Rhizospheric mechanisms of Bacillus subtilis bioaugmentation-assisted phytostabilization of cadmium-contaminated soil

Plant growth promoting (PGP) traits of inoculation in bioaugmentation assisted phytostabilization of heavy metal-contaminated soil have been well documented. The property of inoculation to immobilize heavy metals is another major contributor to phytostabilization efficiency. This study investigated the effects of inoculation with different concentrations of rhizobacteria Bacillus subtilis on the cadmium (Cd) bioavailability and distribution, enzyme activities, and bacterial community structure in soil planted with ryegrass (Lolium multiflorum L.). Addition of a high dosage of Bacillus subtilis decreased plant malondialdehyde (MDA) amount, increased plant antioxidant enzyme and soil nutrient cycling-involved enzyme activities, and subsequently enhanced biomass by 20.9%. In particular, the inoculation reduced the Cd bioavailability in soil, bioaccumulation coefficient (BCF), translocation factors (TF), and accumulation in ryegrass by 39.1%, 36.5%, 24.2%, and 27.9%, respectively. Furthermore, 16S rRNA gene sequencing analysis of rhizosphere soil revealed microbial community structure alterations (e.g., enrichment of Proteobacteria), eight phenotype regulations, and seventeen Kyoto Encyclopedia of Genes and Genomes (KEGG) pathway transformations accounted for the stress mitigation and Cd immobilization in the presence of inocula. Besides, intracellular accumulation and biofilm sequestration were proposed as primary immobilization mechanisms induced by bioaugmentation.

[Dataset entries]
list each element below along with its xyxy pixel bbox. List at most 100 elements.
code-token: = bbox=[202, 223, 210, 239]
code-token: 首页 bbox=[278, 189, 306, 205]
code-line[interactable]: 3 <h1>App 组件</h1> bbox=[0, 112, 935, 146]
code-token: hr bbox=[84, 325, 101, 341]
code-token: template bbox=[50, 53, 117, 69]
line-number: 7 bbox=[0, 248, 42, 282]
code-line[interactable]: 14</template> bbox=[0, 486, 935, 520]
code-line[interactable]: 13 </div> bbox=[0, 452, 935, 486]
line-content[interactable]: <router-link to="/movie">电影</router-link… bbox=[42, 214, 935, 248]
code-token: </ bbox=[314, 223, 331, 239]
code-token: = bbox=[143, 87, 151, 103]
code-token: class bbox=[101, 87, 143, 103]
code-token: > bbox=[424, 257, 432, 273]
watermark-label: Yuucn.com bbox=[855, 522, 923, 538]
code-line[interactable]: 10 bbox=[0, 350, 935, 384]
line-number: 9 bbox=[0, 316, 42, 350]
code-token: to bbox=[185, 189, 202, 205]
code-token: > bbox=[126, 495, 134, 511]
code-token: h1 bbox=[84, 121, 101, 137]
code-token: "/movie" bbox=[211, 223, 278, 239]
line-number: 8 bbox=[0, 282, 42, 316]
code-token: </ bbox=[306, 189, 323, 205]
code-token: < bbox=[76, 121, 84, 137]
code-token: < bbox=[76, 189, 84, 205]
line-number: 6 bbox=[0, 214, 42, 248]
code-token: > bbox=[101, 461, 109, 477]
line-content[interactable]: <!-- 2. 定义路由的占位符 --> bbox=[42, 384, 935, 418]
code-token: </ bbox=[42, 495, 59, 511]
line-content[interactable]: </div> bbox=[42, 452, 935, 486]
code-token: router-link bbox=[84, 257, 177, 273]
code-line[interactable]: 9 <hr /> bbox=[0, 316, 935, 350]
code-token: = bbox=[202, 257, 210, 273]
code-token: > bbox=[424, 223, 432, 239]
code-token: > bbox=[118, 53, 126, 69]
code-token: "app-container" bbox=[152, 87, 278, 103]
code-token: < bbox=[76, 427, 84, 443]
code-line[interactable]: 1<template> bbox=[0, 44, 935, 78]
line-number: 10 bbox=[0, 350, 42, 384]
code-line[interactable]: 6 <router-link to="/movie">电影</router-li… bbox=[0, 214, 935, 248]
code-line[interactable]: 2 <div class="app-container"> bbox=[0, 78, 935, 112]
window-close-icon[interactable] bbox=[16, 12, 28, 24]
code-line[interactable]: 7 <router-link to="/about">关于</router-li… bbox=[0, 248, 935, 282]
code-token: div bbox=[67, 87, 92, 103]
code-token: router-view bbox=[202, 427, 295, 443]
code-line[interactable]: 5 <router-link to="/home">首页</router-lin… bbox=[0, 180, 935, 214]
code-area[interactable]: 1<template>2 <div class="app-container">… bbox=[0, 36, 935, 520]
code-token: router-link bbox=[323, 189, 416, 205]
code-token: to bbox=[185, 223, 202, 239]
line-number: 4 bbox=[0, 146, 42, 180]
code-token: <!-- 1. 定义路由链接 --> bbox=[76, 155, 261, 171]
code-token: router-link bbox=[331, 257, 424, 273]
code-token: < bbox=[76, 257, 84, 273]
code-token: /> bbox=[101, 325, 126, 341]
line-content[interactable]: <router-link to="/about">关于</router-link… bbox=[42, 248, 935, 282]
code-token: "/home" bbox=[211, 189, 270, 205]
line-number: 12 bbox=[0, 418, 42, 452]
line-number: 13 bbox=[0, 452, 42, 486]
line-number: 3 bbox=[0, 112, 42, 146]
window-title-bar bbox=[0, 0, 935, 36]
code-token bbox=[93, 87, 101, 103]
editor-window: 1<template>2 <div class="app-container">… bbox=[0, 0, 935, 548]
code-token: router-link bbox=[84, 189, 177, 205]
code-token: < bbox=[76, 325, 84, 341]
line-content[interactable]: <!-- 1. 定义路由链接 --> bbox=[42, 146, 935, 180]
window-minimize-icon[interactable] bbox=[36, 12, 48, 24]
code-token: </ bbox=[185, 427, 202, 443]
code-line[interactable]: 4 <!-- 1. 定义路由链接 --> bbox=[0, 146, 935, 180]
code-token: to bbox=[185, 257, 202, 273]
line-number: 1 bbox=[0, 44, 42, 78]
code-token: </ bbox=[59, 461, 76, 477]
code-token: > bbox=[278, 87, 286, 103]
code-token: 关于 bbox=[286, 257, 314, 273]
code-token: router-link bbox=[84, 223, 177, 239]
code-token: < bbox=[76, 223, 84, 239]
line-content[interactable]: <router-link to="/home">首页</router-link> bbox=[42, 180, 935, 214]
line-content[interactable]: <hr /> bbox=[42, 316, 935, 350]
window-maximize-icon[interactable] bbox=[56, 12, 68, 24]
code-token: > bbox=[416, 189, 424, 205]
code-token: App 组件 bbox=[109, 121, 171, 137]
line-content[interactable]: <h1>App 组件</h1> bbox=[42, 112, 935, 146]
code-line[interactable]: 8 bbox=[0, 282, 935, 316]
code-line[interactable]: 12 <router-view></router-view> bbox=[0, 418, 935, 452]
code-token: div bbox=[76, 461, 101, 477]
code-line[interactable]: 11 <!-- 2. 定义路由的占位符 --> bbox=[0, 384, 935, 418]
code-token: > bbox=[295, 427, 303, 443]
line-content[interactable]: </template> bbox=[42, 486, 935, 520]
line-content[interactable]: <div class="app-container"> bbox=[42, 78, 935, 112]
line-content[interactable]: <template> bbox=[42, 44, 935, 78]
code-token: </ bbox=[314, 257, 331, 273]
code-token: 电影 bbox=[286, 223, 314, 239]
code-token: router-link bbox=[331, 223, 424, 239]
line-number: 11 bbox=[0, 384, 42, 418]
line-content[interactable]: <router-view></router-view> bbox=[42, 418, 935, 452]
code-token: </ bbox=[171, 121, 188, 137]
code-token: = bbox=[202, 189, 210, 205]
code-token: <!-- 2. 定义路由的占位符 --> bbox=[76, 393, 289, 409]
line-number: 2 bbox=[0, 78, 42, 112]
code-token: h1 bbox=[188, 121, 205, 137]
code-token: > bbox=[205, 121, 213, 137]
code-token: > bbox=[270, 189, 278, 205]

(REQUIREMENT A)
Translate this sentence from the Bacillus subtilis abstract into Spanish: "The property of inoculation to immobilize heavy metals is another major contributor to phytostabilization efficiency."
(REQUIREMENT B)
In the Bacillus subtilis abstract, by what percentage did the high dosage of Bacillus subtilis enhance biomass?
(REQUIREMENT C)
From the Bacillus subtilis abstract, list every measure the inoculation is said to have reduced, each with its stated percentage.

(RESPONSE AREA A)
La propiedad de la inoculación de inmovilizar metales pesados es otro factor importante que contribuye a la eficiencia de la fitoestabilización.

(RESPONSE AREA B)
20.9%

(RESPONSE AREA C)
- Cd bioavailability in soil: 39.1%
- Bioaccumulation coefficient (BCF): 36.5%
- Translocation factors (TF): 24.2%
- Accumulation in ryegrass: 27.9%